**Problem to work on:**
For the listing below, give the count of lines containing "coating", and no other text.

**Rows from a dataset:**

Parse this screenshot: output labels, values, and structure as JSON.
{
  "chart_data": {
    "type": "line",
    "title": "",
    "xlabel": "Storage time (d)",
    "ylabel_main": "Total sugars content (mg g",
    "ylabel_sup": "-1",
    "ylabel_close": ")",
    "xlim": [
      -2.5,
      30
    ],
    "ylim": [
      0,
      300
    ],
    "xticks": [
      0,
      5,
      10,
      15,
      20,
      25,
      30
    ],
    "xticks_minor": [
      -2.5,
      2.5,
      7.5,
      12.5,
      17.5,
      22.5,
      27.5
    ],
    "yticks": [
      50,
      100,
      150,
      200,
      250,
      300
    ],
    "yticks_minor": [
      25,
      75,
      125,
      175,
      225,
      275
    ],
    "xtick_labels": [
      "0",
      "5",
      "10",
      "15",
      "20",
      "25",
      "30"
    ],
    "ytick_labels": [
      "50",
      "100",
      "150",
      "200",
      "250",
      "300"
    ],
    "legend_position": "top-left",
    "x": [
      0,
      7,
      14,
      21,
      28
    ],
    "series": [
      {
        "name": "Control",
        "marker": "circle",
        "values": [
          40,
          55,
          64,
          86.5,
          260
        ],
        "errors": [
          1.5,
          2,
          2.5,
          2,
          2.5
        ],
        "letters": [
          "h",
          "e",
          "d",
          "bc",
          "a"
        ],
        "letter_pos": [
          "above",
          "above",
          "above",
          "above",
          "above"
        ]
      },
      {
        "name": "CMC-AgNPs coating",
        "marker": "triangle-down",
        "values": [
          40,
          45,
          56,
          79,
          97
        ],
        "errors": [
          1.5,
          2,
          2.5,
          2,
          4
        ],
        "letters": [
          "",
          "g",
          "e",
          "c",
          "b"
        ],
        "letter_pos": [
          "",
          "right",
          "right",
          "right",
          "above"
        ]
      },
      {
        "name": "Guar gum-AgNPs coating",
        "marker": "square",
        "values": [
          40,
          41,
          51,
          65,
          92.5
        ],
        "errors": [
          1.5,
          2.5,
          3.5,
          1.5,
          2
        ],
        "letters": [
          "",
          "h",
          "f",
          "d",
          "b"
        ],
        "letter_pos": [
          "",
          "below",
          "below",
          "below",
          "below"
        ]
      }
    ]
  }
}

**Solution to this task:**
2